*Aim*.
Which lines hold the word "ايمن"? Copy each of them.

*Records to process*.
* BEGIN *
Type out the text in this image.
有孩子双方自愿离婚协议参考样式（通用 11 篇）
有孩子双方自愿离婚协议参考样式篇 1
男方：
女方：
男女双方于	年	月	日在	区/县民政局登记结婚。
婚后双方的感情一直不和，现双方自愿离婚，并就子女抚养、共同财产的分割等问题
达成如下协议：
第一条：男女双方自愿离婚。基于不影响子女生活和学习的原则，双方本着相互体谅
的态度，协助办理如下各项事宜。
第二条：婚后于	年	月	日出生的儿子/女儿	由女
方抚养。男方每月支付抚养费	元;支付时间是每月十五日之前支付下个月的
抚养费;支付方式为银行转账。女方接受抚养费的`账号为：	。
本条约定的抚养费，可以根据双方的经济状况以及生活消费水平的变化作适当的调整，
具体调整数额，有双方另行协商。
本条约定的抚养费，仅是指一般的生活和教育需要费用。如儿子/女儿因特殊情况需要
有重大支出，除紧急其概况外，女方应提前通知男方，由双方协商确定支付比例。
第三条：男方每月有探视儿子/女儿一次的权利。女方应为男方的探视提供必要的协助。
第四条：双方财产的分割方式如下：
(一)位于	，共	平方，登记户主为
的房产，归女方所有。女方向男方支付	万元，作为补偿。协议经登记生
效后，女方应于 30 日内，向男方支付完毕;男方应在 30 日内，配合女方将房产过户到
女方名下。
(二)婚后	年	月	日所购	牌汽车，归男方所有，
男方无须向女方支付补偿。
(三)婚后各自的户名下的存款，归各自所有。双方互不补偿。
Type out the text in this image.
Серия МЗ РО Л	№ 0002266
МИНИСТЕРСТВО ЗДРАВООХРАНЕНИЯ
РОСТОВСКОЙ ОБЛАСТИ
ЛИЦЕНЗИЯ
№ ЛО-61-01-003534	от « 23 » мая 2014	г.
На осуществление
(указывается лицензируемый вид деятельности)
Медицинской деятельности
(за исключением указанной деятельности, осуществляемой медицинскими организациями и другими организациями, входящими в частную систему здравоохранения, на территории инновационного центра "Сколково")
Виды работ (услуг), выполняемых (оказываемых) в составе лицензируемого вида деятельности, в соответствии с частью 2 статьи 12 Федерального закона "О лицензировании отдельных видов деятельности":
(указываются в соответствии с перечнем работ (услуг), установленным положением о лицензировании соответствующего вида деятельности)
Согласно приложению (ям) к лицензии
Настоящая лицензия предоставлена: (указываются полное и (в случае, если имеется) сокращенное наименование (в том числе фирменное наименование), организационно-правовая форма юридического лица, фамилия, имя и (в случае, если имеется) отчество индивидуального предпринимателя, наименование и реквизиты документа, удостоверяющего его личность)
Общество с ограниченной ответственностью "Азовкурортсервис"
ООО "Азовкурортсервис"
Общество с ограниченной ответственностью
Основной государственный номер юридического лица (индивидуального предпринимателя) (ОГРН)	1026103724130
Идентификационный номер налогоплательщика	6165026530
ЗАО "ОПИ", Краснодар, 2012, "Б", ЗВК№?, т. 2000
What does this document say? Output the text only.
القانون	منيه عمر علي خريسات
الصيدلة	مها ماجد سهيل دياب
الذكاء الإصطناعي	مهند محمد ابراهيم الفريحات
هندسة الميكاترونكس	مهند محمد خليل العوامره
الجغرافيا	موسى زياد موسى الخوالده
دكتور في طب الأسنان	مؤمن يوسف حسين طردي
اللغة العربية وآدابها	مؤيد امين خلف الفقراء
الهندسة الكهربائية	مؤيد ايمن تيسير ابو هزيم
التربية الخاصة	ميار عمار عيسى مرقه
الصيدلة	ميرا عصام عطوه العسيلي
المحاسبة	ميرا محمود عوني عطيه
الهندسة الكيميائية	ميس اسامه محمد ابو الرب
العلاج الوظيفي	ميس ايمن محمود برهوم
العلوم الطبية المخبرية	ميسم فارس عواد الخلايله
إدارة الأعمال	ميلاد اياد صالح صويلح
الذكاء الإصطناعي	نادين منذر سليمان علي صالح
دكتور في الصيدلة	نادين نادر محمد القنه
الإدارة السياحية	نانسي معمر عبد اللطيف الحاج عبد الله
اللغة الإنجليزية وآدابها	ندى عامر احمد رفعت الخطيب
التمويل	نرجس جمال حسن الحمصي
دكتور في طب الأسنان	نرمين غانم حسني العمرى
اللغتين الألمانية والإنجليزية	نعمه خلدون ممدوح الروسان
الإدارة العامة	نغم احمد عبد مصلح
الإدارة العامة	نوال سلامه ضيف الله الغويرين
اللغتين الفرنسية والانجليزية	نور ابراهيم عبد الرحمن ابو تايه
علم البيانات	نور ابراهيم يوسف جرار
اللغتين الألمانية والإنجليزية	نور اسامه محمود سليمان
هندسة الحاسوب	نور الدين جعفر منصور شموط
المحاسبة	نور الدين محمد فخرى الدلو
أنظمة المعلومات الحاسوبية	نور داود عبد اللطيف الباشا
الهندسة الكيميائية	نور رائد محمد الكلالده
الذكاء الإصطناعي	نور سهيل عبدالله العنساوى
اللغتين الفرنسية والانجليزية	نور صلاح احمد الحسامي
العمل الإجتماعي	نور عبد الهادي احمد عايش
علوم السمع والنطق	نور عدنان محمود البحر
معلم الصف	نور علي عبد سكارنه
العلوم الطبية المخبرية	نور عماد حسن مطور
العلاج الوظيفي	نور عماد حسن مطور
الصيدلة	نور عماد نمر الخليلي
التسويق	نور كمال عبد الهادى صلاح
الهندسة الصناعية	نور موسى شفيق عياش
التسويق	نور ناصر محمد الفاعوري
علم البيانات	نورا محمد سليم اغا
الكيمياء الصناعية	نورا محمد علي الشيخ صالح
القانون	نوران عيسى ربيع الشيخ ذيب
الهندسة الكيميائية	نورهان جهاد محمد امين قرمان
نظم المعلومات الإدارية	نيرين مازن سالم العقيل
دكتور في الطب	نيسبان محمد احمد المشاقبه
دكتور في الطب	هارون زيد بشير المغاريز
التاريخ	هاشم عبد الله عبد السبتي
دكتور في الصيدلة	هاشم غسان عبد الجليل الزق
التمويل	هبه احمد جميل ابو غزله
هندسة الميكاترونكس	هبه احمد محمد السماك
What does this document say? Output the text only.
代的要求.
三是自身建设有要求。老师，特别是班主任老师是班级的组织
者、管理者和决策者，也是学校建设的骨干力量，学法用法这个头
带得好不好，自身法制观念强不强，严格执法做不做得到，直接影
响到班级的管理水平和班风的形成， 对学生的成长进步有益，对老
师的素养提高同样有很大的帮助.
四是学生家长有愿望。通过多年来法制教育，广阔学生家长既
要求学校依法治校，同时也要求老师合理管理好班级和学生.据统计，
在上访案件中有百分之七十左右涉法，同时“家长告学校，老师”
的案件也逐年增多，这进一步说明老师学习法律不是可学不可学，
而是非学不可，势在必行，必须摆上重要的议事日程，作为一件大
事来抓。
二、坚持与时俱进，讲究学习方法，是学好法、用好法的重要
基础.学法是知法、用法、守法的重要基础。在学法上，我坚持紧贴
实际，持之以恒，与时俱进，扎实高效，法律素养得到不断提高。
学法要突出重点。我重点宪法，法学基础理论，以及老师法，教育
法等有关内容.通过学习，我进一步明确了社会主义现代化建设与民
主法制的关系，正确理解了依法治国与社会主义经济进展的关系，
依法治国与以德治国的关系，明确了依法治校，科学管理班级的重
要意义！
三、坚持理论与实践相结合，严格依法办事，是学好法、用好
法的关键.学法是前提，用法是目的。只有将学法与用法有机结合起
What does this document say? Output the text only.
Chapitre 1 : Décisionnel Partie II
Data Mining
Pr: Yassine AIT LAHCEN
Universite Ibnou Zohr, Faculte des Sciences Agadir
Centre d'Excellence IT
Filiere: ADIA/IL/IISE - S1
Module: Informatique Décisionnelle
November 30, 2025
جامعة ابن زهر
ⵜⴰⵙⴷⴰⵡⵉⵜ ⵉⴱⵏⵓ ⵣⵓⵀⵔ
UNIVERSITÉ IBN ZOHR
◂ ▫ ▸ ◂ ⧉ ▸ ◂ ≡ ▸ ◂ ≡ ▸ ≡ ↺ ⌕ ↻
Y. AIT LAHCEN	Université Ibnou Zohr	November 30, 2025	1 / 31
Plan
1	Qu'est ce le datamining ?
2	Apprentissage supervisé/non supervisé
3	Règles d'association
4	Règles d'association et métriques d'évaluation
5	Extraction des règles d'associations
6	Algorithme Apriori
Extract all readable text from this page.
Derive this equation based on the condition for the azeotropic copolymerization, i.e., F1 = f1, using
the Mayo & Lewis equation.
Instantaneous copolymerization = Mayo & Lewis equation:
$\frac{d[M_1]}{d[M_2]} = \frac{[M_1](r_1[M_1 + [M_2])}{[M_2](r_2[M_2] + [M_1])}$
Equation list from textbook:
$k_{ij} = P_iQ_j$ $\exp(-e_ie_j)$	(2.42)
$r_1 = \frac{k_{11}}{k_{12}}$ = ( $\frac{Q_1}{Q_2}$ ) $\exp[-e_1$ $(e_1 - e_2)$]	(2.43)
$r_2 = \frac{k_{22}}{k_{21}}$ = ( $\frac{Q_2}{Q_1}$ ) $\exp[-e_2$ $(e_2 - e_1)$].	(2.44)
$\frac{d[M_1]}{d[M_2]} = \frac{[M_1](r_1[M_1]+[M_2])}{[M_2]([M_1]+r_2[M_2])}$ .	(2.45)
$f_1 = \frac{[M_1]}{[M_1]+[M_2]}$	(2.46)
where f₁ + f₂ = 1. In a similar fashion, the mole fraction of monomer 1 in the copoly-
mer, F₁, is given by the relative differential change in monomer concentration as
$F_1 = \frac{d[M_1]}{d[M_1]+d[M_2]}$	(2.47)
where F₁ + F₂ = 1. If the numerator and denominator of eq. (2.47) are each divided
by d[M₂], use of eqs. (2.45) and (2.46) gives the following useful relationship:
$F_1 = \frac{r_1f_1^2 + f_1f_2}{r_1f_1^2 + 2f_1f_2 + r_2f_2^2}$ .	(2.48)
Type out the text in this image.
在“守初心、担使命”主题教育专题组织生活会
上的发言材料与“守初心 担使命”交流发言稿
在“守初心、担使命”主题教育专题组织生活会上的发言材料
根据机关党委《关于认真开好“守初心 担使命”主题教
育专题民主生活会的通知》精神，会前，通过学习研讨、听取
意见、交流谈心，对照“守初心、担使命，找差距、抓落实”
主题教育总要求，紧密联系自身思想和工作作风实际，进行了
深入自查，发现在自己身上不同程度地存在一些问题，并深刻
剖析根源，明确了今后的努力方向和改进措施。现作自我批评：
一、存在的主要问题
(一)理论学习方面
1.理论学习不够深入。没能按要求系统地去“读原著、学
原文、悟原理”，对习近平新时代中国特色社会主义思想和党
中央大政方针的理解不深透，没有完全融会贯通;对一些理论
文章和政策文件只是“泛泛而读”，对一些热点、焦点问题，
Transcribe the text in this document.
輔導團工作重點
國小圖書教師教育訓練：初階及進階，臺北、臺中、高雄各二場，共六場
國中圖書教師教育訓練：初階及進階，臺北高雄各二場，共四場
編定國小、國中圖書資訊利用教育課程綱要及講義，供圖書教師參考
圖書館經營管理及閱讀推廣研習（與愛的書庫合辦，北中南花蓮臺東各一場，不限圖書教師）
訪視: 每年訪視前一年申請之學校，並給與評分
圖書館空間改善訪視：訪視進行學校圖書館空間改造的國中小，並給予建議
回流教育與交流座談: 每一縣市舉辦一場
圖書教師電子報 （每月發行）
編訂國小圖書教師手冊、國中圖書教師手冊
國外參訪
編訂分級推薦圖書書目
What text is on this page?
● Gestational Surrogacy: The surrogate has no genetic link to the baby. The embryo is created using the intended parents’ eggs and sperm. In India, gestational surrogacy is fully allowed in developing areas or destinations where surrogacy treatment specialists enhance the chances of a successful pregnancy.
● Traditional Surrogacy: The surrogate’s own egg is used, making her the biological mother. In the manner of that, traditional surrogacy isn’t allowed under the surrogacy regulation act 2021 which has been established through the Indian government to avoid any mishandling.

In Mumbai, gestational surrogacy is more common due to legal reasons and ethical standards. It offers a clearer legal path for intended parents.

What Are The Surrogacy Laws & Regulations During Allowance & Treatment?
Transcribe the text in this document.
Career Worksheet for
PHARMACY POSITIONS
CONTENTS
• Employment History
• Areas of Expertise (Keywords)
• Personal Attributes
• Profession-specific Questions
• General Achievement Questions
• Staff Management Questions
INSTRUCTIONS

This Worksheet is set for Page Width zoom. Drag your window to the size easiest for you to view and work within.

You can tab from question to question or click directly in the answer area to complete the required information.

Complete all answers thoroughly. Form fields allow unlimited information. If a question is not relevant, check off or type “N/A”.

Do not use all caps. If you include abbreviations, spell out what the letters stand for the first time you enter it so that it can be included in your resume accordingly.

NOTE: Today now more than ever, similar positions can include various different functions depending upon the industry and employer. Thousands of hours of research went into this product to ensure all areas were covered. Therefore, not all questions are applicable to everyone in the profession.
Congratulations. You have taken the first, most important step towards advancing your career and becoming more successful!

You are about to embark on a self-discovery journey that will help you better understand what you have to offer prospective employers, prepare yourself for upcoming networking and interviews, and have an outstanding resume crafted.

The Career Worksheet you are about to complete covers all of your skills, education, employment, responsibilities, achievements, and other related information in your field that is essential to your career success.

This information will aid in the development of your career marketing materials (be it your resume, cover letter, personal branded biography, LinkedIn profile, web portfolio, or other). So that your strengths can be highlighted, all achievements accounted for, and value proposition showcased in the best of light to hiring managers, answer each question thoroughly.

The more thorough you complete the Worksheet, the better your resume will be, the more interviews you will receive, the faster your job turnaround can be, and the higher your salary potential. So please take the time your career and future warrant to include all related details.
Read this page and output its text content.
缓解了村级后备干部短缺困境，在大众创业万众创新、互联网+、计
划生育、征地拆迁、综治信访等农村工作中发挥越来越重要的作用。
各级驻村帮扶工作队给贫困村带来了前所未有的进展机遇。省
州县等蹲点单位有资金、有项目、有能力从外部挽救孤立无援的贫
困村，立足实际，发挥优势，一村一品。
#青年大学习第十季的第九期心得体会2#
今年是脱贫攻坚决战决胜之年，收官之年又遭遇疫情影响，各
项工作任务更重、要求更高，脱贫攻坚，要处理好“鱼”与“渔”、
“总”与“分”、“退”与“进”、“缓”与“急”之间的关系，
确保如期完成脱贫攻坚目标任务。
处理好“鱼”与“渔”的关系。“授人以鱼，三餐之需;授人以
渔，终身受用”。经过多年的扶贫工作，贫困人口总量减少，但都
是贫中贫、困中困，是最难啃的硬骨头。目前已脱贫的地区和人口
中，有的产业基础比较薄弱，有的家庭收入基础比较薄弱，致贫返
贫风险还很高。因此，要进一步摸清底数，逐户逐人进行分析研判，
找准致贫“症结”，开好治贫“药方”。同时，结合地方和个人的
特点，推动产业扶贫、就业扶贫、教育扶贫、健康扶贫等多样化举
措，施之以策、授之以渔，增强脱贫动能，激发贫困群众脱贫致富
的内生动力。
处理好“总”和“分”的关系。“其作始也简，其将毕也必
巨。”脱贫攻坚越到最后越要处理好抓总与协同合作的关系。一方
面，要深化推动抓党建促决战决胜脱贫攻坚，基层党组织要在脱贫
* END *
*Answer to the task*.
الهندسة الكهربائية	مؤيد ايمن تيسير ابو هزيم
العلاج الوظيفي	ميس ايمن محمود برهوم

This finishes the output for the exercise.